§ TASK BRIEF: The listing below must be repeated word for word, with its images excluded.

--- begin SUPPLIED DATA ---

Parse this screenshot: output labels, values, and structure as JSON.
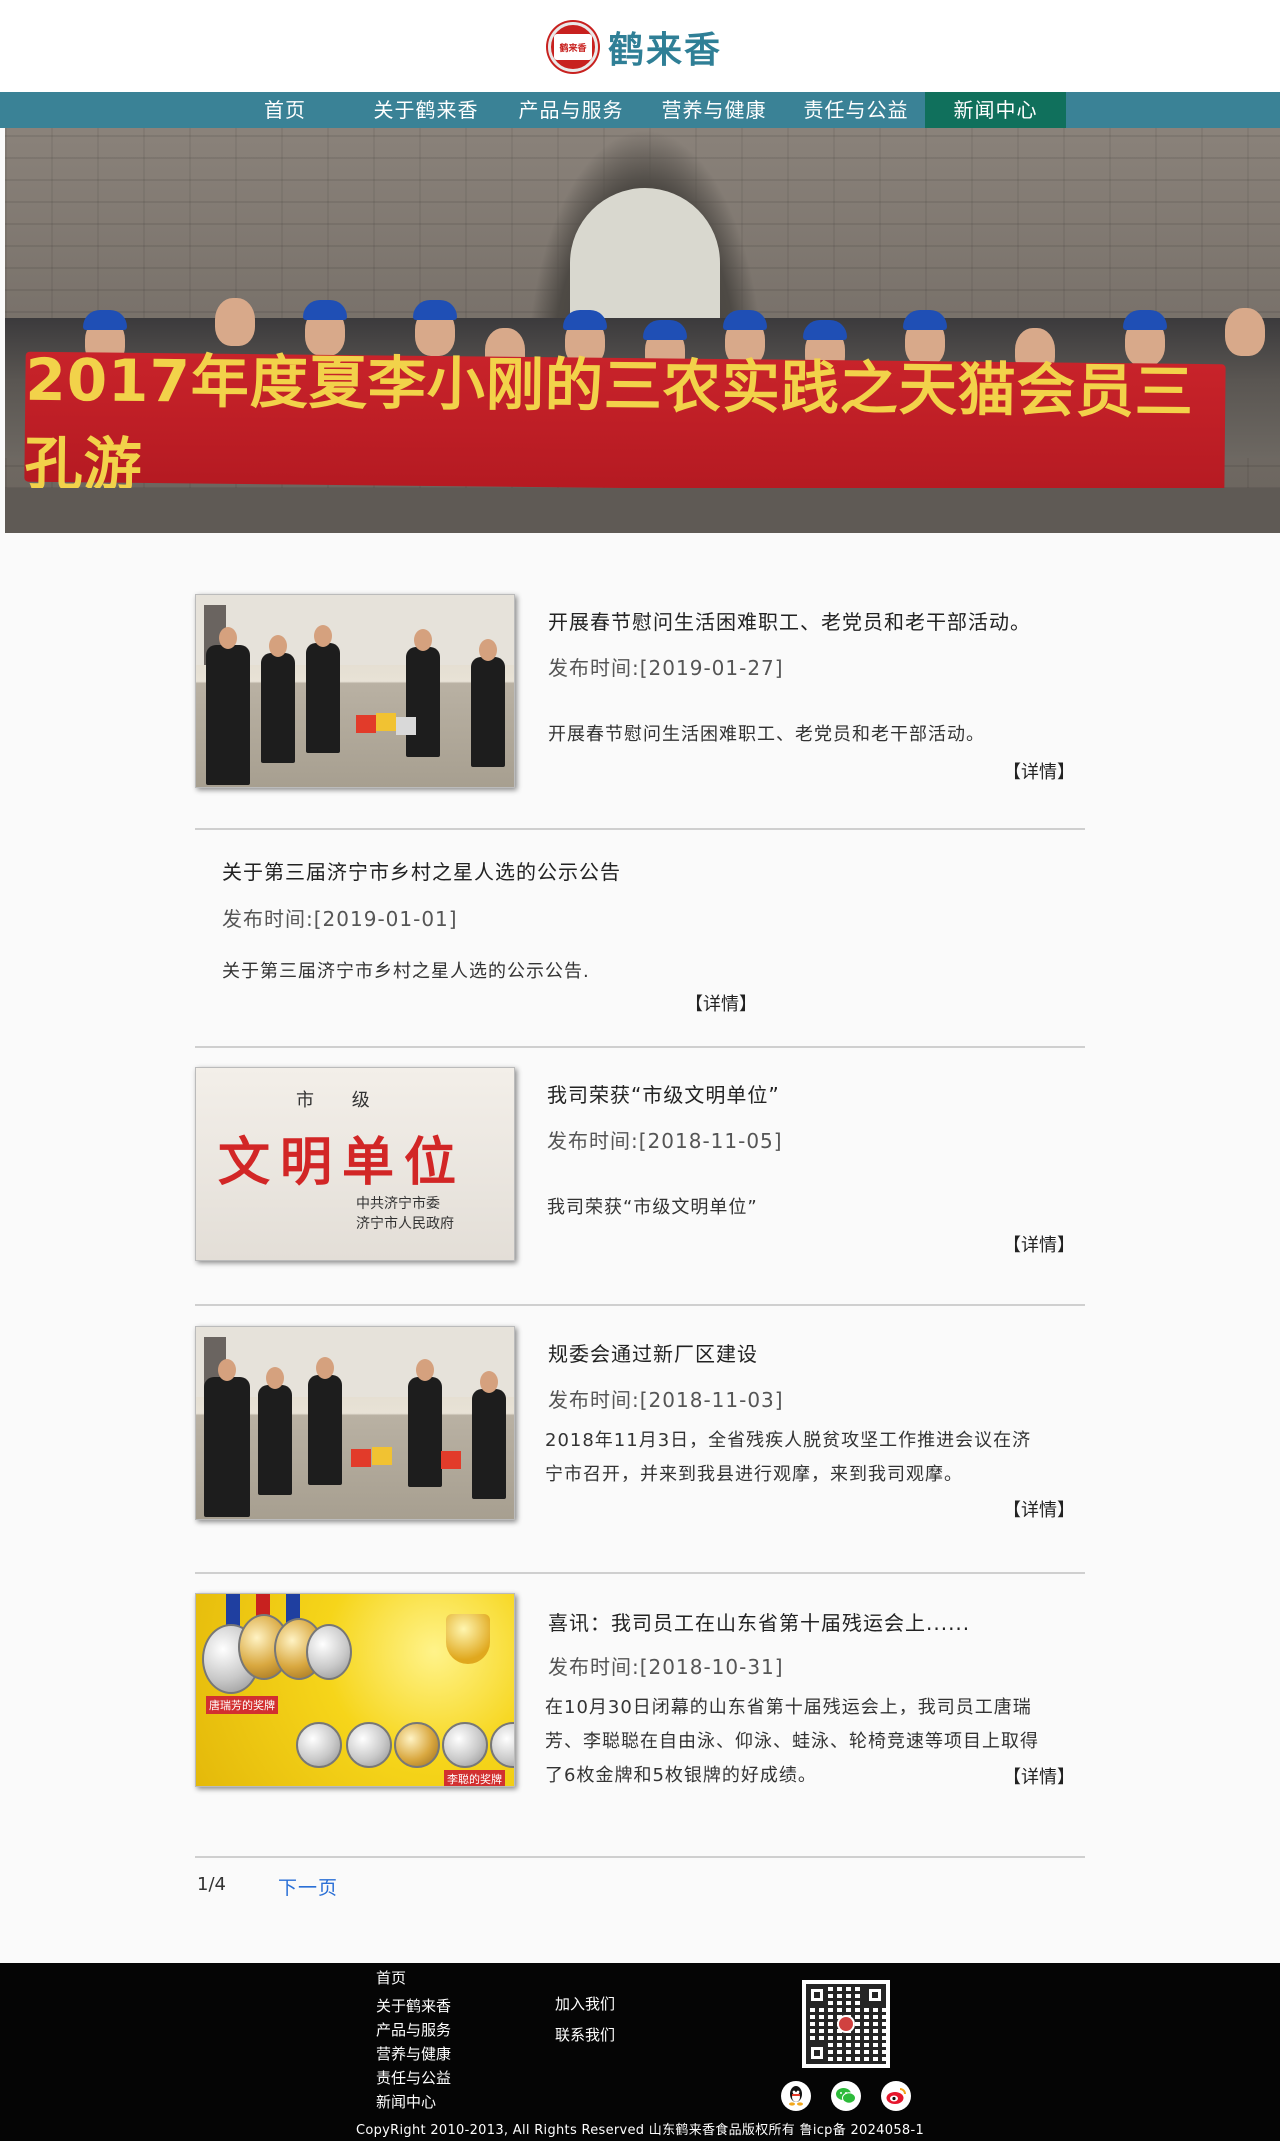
{
  "brand": {
    "name": "鹤来香",
    "badge_text": "鹤来香"
  },
  "nav": {
    "items": [
      {
        "label": "首页"
      },
      {
        "label": "关于鹤来香"
      },
      {
        "label": "产品与服务"
      },
      {
        "label": "营养与健康"
      },
      {
        "label": "责任与公益"
      },
      {
        "label": "新闻中心",
        "active": true
      }
    ]
  },
  "banner": {
    "sign_text": "2017年度夏李小刚的三农实践之天猫会员三孔游"
  },
  "news": [
    {
      "title": "开展春节慰问生活困难职工、老党员和老干部活动。",
      "date": "发布时间:[2019-01-27]",
      "summary": "开展春节慰问生活困难职工、老党员和老干部活动。",
      "more": "【详情】"
    },
    {
      "title": "关于第三届济宁市乡村之星人选的公示公告",
      "date": "发布时间:[2019-01-01]",
      "summary": "关于第三届济宁市乡村之星人选的公示公告.",
      "more": "【详情】"
    },
    {
      "title": "我司荣获“市级文明单位”",
      "date": "发布时间:[2018-11-05]",
      "summary": "我司荣获“市级文明单位”",
      "more": "【详情】",
      "plaque": {
        "top": "市 级",
        "main": "文明单位",
        "issuer1": "中共济宁市委",
        "issuer2": "济宁市人民政府"
      }
    },
    {
      "title": "规委会通过新厂区建设",
      "date": "发布时间:[2018-11-03]",
      "summary": "2018年11月3日，全省残疾人脱贫攻坚工作推进会议在济宁市召开，并来到我县进行观摩，来到我司观摩。",
      "more": "【详情】"
    },
    {
      "title": "喜讯：我司员工在山东省第十届残运会上......",
      "date": "发布时间:[2018-10-31]",
      "summary": "在10月30日闭幕的山东省第十届残运会上，我司员工唐瑞芳、李聪聪在自由泳、仰泳、蛙泳、轮椅竞速等项目上取得了6枚金牌和5枚银牌的好成绩。",
      "more": "【详情】",
      "medal_tags": {
        "left": "唐瑞芳的奖牌",
        "right": "李聪的奖牌"
      }
    }
  ],
  "pager": {
    "count": "1/4",
    "next": "下一页"
  },
  "footer": {
    "col1": [
      "首页",
      "关于鹤来香",
      "产品与服务",
      "营养与健康",
      "责任与公益",
      "新闻中心"
    ],
    "col2": [
      "加入我们",
      "联系我们"
    ],
    "social": [
      "qq-icon",
      "wechat-icon",
      "weibo-icon"
    ],
    "copyright": "CopyRight 2010-2013, All Rights Reserved 山东鹤来香食品版权所有  鲁icp备 2024058-1"
  },
  "colors": {
    "nav_bg": "#3a8296",
    "nav_active": "#10705c",
    "brand_text": "#2f7f96",
    "brand_red": "#c8211f",
    "link_blue": "#2a6fd6"
  }
}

--- end SUPPLIED DATA ---

§ FINAL RESULT:
Parse this screenshot: output labels, values, and structure as JSON.
{
  "brand": {
    "name": "鹤来香",
    "badge_text": "鹤来香"
  },
  "nav": {
    "items": [
      {
        "label": "首页"
      },
      {
        "label": "关于鹤来香"
      },
      {
        "label": "产品与服务"
      },
      {
        "label": "营养与健康"
      },
      {
        "label": "责任与公益"
      },
      {
        "label": "新闻中心",
        "active": true
      }
    ]
  },
  "banner": {
    "sign_text": "2017年度夏李小刚的三农实践之天猫会员三孔游"
  },
  "news": [
    {
      "title": "开展春节慰问生活困难职工、老党员和老干部活动。",
      "date": "发布时间:[2019-01-27]",
      "summary": "开展春节慰问生活困难职工、老党员和老干部活动。",
      "more": "【详情】"
    },
    {
      "title": "关于第三届济宁市乡村之星人选的公示公告",
      "date": "发布时间:[2019-01-01]",
      "summary": "关于第三届济宁市乡村之星人选的公示公告.",
      "more": "【详情】"
    },
    {
      "title": "我司荣获“市级文明单位”",
      "date": "发布时间:[2018-11-05]",
      "summary": "我司荣获“市级文明单位”",
      "more": "【详情】",
      "plaque": {
        "top": "市 级",
        "main": "文明单位",
        "issuer1": "中共济宁市委",
        "issuer2": "济宁市人民政府"
      }
    },
    {
      "title": "规委会通过新厂区建设",
      "date": "发布时间:[2018-11-03]",
      "summary": "2018年11月3日，全省残疾人脱贫攻坚工作推进会议在济宁市召开，并来到我县进行观摩，来到我司观摩。",
      "more": "【详情】"
    },
    {
      "title": "喜讯：我司员工在山东省第十届残运会上......",
      "date": "发布时间:[2018-10-31]",
      "summary": "在10月30日闭幕的山东省第十届残运会上，我司员工唐瑞芳、李聪聪在自由泳、仰泳、蛙泳、轮椅竞速等项目上取得了6枚金牌和5枚银牌的好成绩。",
      "more": "【详情】",
      "medal_tags": {
        "left": "唐瑞芳的奖牌",
        "right": "李聪的奖牌"
      }
    }
  ],
  "pager": {
    "count": "1/4",
    "next": "下一页"
  },
  "footer": {
    "col1": [
      "首页",
      "关于鹤来香",
      "产品与服务",
      "营养与健康",
      "责任与公益",
      "新闻中心"
    ],
    "col2": [
      "加入我们",
      "联系我们"
    ],
    "social": [
      "qq-icon",
      "wechat-icon",
      "weibo-icon"
    ],
    "copyright": "CopyRight 2010-2013, All Rights Reserved 山东鹤来香食品版权所有  鲁icp备 2024058-1"
  },
  "colors": {
    "nav_bg": "#3a8296",
    "nav_active": "#10705c",
    "brand_text": "#2f7f96",
    "brand_red": "#c8211f",
    "link_blue": "#2a6fd6"
  }
}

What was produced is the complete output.